Re: RARA-AVIS: Moral or Immoral?

From: Tim Wohlforth (
Date: 23 Feb 2007

I think there is a confusion here between whether or not we should judge books by our own moral standards or insist that books adhere to societal standards and (long sentence) the simple fact that most, if not all, books take what can be considered moral stands usually through the actions and views of the protagonist. To refer again to a review by Tom Nolan, he sees Hammett "answering only to [his] private code". Chandler gives Marlowe "a lonely nobility", Spillane's Hammer "wreaked vengeance first and asked questions later." All these are slightly differing ways the PI hero acts on the basis of what he conceives of as his moral code. Today this critic sees perhaps a greater moral ambiguity.

We could go on and on about our perceptions of differing stances taken by different authors. Occasionally an author just describes, perhaps writes from a criminal's POV, or even a psychopath's. We may or may not perceive somewhere in the background a judgment the writer wishes the reader to make. These latter books may appear to some as
"amoral" or even "immoral."

> [DATA BLOCK]:
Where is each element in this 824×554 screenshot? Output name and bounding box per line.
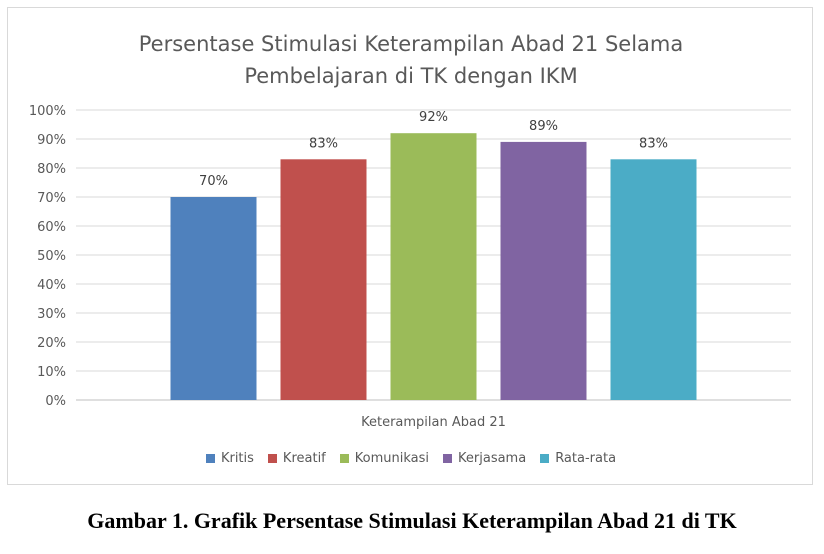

> [SHORT PROBLEM A]:
In the mailing-list post on morality in crime fiction, rewrite the stretch from "From: Tim Wohlforth" through "greater moral ambiguity.", replacing "protagonist" with "main character".
> [SHORT PROBLEM B]:
According to the post on morality in crime fiction, which writer's hero "wreaked vengeance first and asked questions later"?
> [SHORT PROBLEM C]:
Carry the mailing-list post on morality in crime fiction forward from its last sentence.

> [WRITTEN ANSWER A]:
From: Tim Wohlforth (
Date: 23 Feb 2007

I think there is a confusion here between whether or not we should judge books by our own moral standards or insist that books adhere to societal standards and (long sentence) the simple fact that most, if not all, books take what can be considered moral stands usually through the actions and views of the main character. To refer again to a review by Tom Nolan, he sees Hammett "answering only to [his] private code". Chandler gives Marlowe "a lonely nobility", Spillane's Hammer "wreaked vengeance first and asked questions later." All these are slightly differing ways the PI hero acts on the basis of what he conceives of as his moral code. Today this critic sees perhaps a greater moral ambiguity.

> [WRITTEN ANSWER B]:
Spillane's Hammer.

> [WRITTEN ANSWER C]:
My point is that once we have established that we oppose censorship of writing and a sanctimonious imposition of the "correct" moral view on writers, we need to proceed to the more interesting point: What the writer is trying to say about the human condition, what that writer thinks about that condition, and how this changes in changing times.


On Feb 23, 2007, at 2:04 PM, Robert Elkin wrote:

> There is no morality, good, bad, or ugly, in the
> book--the morality occurs only when someone with a
> specific set of beliefs about right & wrong perceives
> & judges the book according to those beliefs.
> (IMHO, of course.)
> Rob
> --- wrote:
> > Enough with the abstract discussion, if art is moral
> > or immoral, what
> > makes it so? Where is the morality or immorality
> > found? Is, say,
> > Postman Always Rings Twice moral or immoral? Do we
> > look at all of the
> > actions in the book and judge it immoral, or do we
> > look at the ending
> > and call it moral? Does a moral lesson at the end
> > overpower all of the
> > sin that came before? Related, which do we read it
> > for? Do we immerse
> > ourselves in, and possibly enjoy vicariously, the
> > immorality? Or do we
> > side with the morality lesson at the end? Do we
> > have to choose between
> > the two?
> >
> > And what do you do with something like the book
> > Postman is said to have
> > inspired, Camus's The Stranger? Moral or immoral?
> > Is it real that
> > simple?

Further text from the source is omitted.